_Do this_
Go through the material below and count the lines with the string "утратившей"; the number is the whole answer.

_Recorded data_
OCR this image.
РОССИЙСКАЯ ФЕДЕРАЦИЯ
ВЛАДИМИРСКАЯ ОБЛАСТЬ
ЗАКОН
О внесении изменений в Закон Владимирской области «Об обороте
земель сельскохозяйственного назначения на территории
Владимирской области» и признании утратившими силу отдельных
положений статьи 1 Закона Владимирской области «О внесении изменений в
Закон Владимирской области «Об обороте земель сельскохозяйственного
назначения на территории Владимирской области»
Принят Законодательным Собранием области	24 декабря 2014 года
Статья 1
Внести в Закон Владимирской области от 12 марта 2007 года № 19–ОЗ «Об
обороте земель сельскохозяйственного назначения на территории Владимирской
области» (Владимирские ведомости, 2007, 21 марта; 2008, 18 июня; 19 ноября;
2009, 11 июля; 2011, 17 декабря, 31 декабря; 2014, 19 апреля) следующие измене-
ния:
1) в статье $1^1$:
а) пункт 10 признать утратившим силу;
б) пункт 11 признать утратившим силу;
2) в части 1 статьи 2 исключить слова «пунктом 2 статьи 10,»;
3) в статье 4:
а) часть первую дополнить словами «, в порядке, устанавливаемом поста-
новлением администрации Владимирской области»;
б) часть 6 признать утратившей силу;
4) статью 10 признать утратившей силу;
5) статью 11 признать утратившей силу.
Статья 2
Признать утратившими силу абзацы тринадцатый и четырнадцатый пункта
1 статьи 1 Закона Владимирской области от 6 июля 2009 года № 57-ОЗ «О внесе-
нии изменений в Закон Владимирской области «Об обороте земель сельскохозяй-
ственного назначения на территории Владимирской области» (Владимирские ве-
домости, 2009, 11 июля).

_Completed exercise_
3